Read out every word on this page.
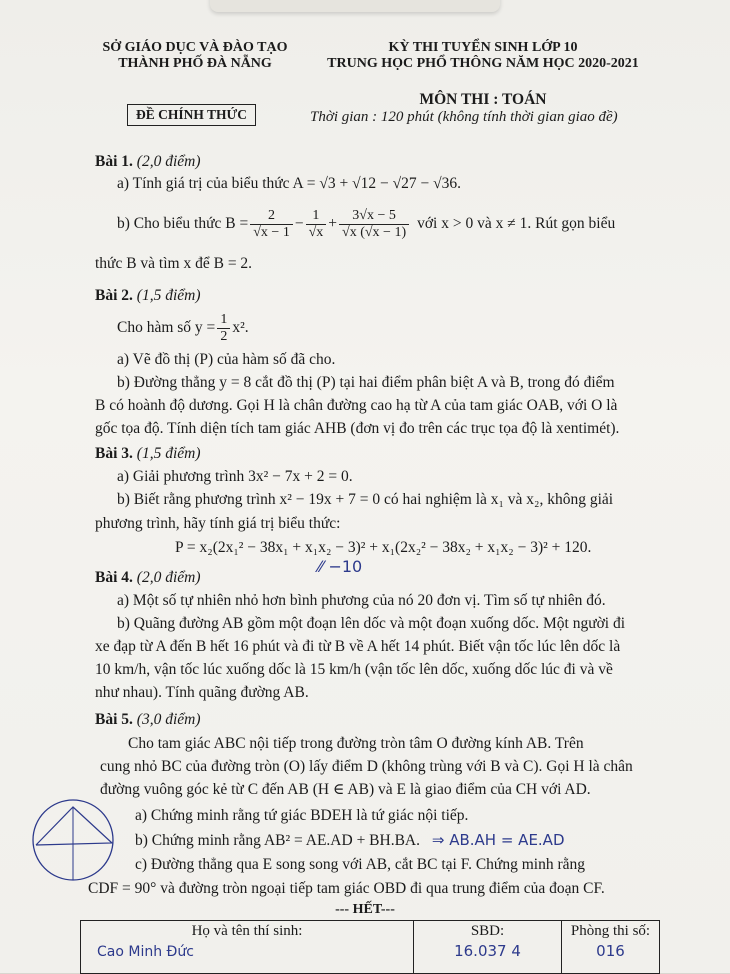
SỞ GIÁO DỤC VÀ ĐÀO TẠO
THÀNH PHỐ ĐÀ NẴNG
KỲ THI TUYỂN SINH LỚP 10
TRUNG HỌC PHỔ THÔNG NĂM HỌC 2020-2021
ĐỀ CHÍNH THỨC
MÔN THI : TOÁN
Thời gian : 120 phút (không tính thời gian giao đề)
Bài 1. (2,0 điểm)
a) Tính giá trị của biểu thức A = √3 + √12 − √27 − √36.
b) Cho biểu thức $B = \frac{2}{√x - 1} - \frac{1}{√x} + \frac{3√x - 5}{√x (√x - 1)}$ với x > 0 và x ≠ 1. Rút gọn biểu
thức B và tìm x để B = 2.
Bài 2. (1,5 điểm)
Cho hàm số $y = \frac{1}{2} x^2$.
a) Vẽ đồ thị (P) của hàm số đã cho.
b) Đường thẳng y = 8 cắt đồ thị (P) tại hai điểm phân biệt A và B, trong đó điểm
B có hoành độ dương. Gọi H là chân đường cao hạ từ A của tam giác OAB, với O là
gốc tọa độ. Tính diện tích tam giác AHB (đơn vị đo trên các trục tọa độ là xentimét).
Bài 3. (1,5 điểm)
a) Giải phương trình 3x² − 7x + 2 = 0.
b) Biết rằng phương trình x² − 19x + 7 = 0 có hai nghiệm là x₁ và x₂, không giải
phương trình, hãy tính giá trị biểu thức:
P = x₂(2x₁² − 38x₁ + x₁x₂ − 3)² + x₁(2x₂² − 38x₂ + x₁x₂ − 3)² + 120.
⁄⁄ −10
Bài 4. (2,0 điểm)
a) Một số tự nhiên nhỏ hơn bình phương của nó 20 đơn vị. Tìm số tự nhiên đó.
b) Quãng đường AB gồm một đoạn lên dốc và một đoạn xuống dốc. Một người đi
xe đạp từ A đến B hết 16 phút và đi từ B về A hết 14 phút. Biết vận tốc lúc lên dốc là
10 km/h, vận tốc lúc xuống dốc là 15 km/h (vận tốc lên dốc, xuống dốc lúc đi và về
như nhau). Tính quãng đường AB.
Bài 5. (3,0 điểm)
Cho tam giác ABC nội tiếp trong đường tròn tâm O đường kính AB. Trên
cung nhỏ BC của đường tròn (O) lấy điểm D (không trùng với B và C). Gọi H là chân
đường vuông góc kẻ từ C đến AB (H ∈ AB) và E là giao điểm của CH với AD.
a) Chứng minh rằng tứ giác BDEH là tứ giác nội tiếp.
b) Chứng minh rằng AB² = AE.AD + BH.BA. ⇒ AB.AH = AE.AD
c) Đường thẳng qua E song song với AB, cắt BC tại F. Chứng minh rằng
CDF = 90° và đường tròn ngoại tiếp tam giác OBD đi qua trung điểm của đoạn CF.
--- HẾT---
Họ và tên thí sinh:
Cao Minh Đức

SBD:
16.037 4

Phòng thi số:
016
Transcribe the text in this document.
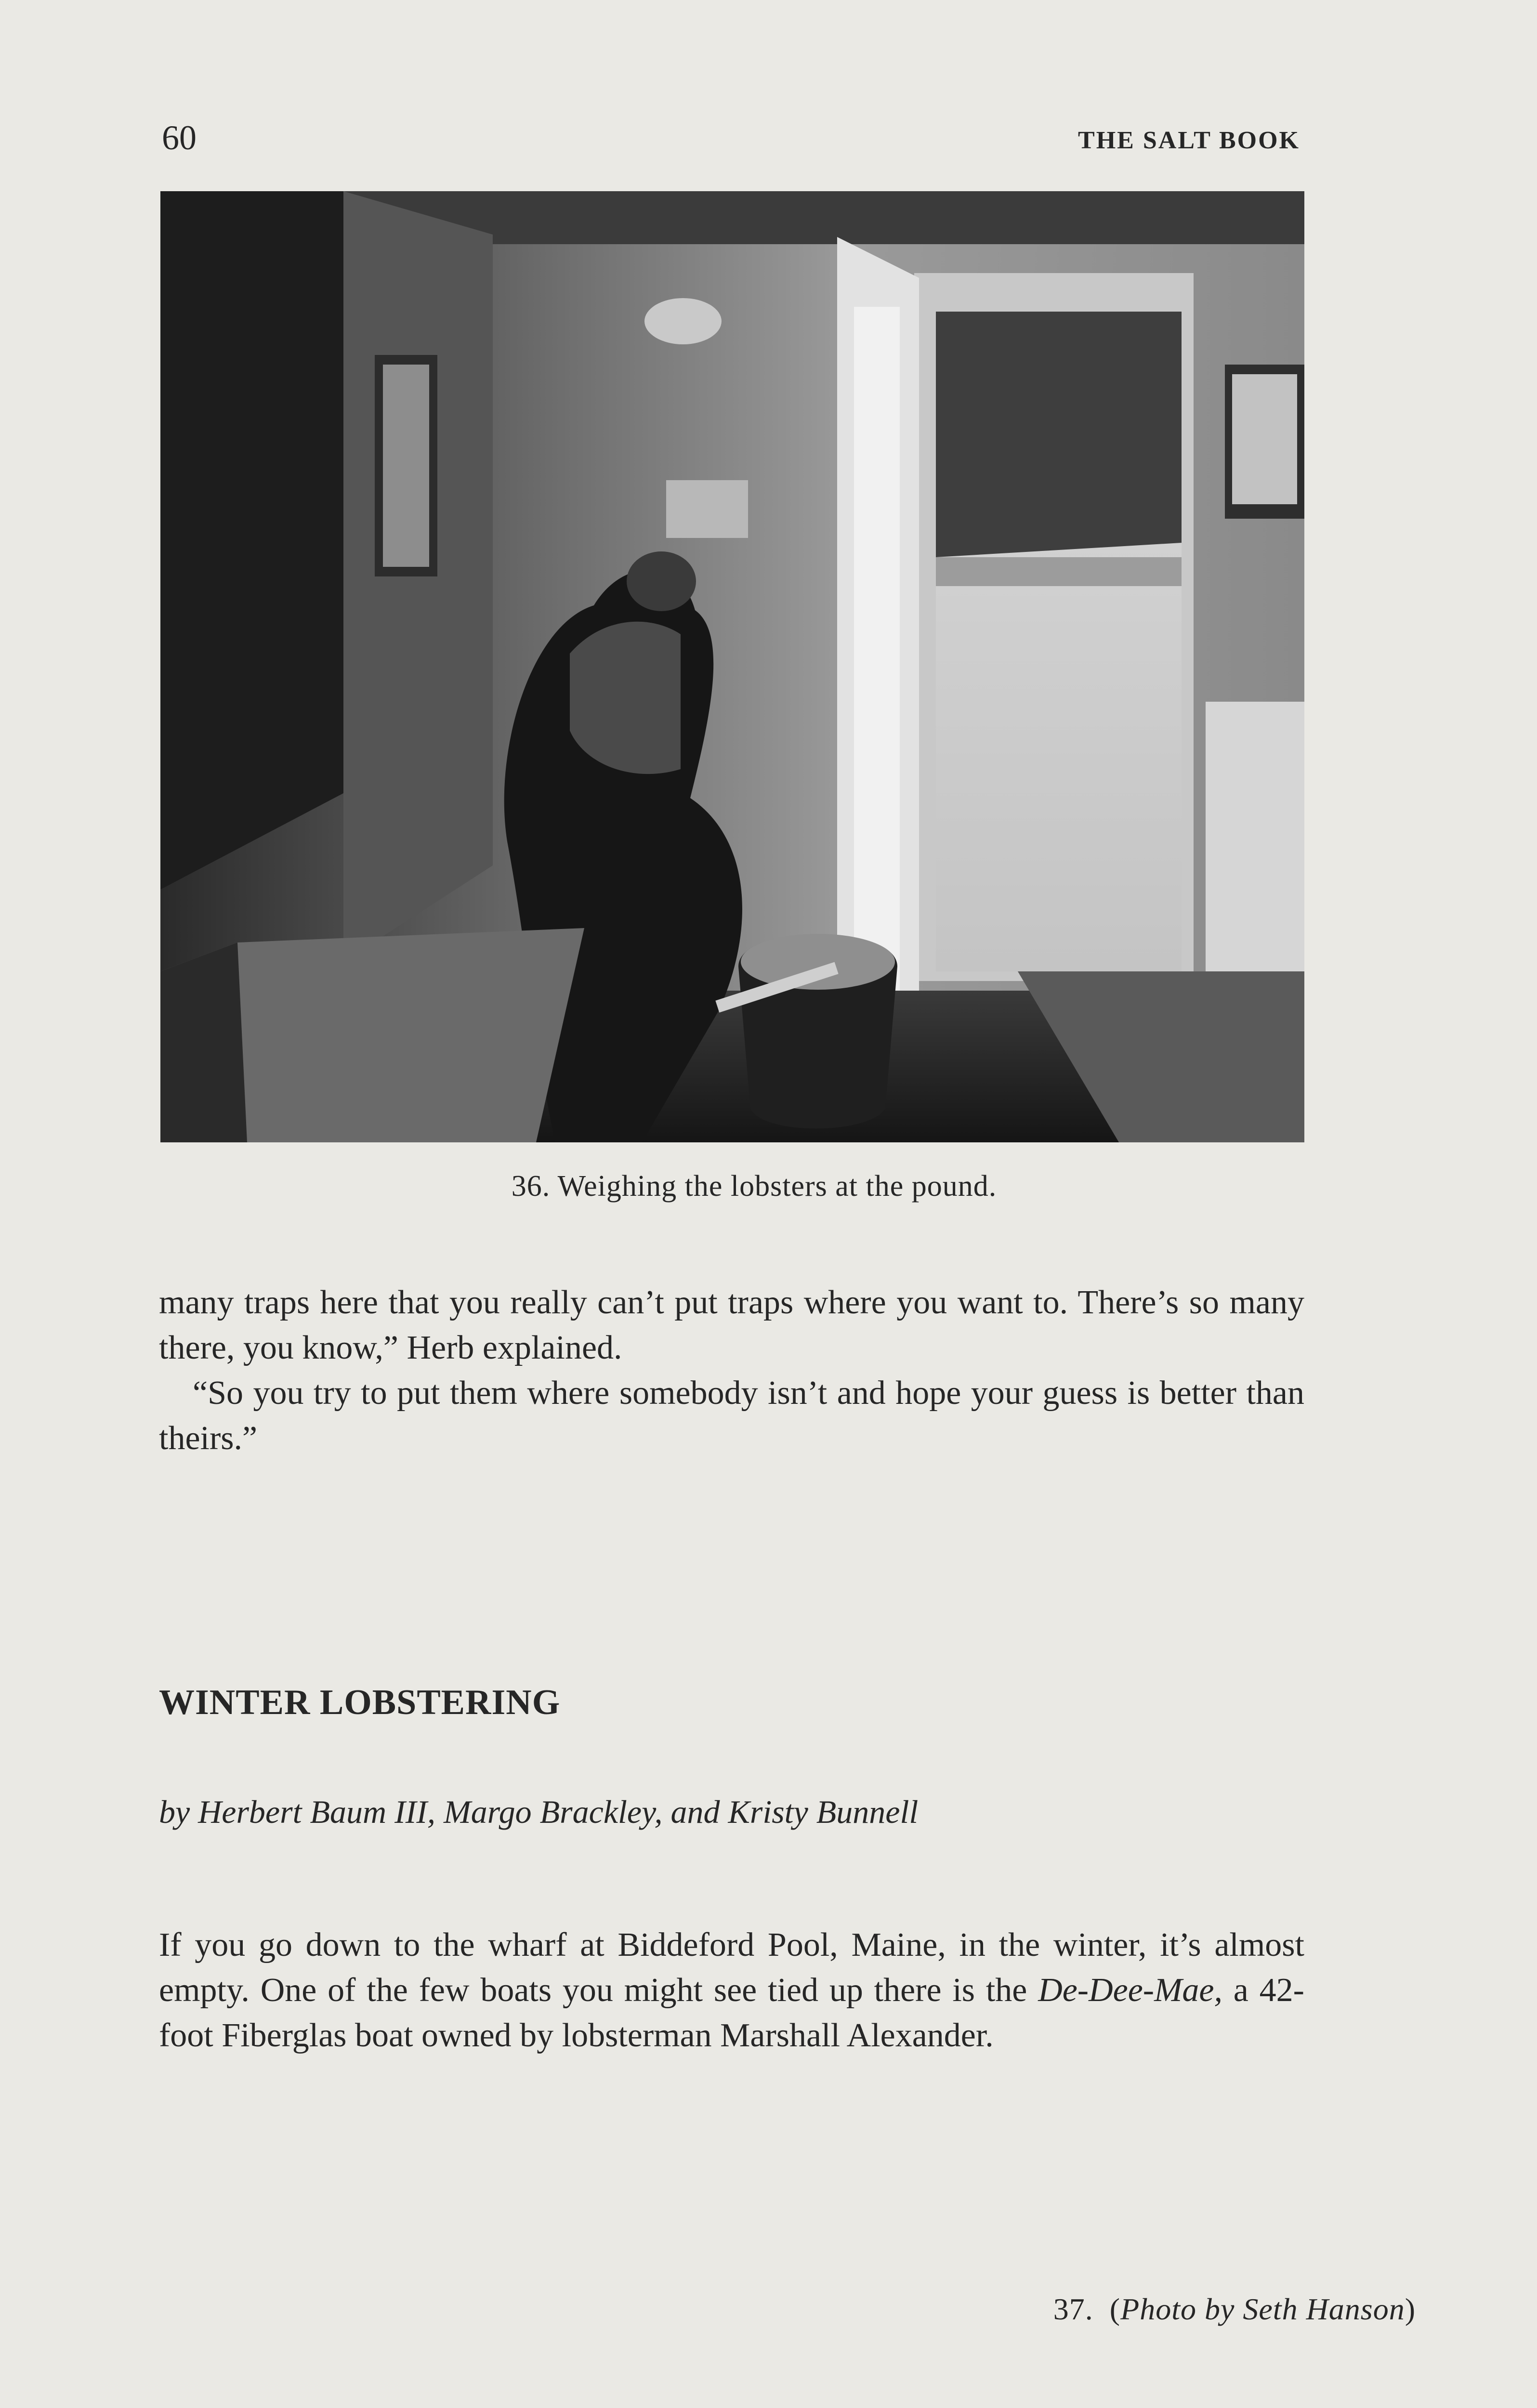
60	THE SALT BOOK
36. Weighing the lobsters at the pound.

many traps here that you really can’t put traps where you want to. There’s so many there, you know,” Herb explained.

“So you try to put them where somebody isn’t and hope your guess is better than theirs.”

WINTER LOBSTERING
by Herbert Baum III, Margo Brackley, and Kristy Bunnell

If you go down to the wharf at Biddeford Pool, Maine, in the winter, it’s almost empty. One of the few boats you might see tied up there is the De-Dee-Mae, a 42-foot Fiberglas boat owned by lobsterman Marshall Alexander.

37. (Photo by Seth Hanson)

___

Every line of text is to be repeated exactly; pictures are left out.

Read out every word on this page.
SỞ GIÁO DỤC VÀ ĐÀO TẠO
THÀNH PHỐ ĐÀ NẴNG
KỲ THI TUYỂN SINH LỚP 10
TRUNG HỌC PHỔ THÔNG NĂM HỌC 2020-2021
ĐỀ CHÍNH THỨC
MÔN THI : TOÁN
Thời gian : 120 phút (không tính thời gian giao đề)
Bài 1. (2,0 điểm)
a) Tính giá trị của biểu thức A = √3 + √12 − √27 − √36.
b) Cho biểu thức $B = \frac{2}{√x - 1} - \frac{1}{√x} + \frac{3√x - 5}{√x (√x - 1)}$ với x > 0 và x ≠ 1. Rút gọn biểu
thức B và tìm x để B = 2.
Bài 2. (1,5 điểm)
Cho hàm số $y = \frac{1}{2} x^2$.
a) Vẽ đồ thị (P) của hàm số đã cho.
b) Đường thẳng y = 8 cắt đồ thị (P) tại hai điểm phân biệt A và B, trong đó điểm
B có hoành độ dương. Gọi H là chân đường cao hạ từ A của tam giác OAB, với O là
gốc tọa độ. Tính diện tích tam giác AHB (đơn vị đo trên các trục tọa độ là xentimét).
Bài 3. (1,5 điểm)
a) Giải phương trình 3x² − 7x + 2 = 0.
b) Biết rằng phương trình x² − 19x + 7 = 0 có hai nghiệm là x₁ và x₂, không giải
phương trình, hãy tính giá trị biểu thức:
P = x₂(2x₁² − 38x₁ + x₁x₂ − 3)² + x₁(2x₂² − 38x₂ + x₁x₂ − 3)² + 120.
⁄⁄ −10
Bài 4. (2,0 điểm)
a) Một số tự nhiên nhỏ hơn bình phương của nó 20 đơn vị. Tìm số tự nhiên đó.
b) Quãng đường AB gồm một đoạn lên dốc và một đoạn xuống dốc. Một người đi
xe đạp từ A đến B hết 16 phút và đi từ B về A hết 14 phút. Biết vận tốc lúc lên dốc là
10 km/h, vận tốc lúc xuống dốc là 15 km/h (vận tốc lên dốc, xuống dốc lúc đi và về
như nhau). Tính quãng đường AB.
Bài 5. (3,0 điểm)
Cho tam giác ABC nội tiếp trong đường tròn tâm O đường kính AB. Trên
cung nhỏ BC của đường tròn (O) lấy điểm D (không trùng với B và C). Gọi H là chân
đường vuông góc kẻ từ C đến AB (H ∈ AB) và E là giao điểm của CH với AD.
a) Chứng minh rằng tứ giác BDEH là tứ giác nội tiếp.
b) Chứng minh rằng AB² = AE.AD + BH.BA. ⇒ AB.AH = AE.AD
c) Đường thẳng qua E song song với AB, cắt BC tại F. Chứng minh rằng
CDF = 90° và đường tròn ngoại tiếp tam giác OBD đi qua trung điểm của đoạn CF.
--- HẾT---
Họ và tên thí sinh:
Cao Minh Đức

SBD:
16.037 4

Phòng thi số:
016
Transcribe the text in this document.
60	THE SALT BOOK
36. Weighing the lobsters at the pound.

many traps here that you really can’t put traps where you want to. There’s so many there, you know,” Herb explained.

“So you try to put them where somebody isn’t and hope your guess is better than theirs.”

WINTER LOBSTERING
by Herbert Baum III, Margo Brackley, and Kristy Bunnell

If you go down to the wharf at Biddeford Pool, Maine, in the winter, it’s almost empty. One of the few boats you might see tied up there is the De-Dee-Mae, a 42-foot Fiberglas boat owned by lobsterman Marshall Alexander.

37. (Photo by Seth Hanson)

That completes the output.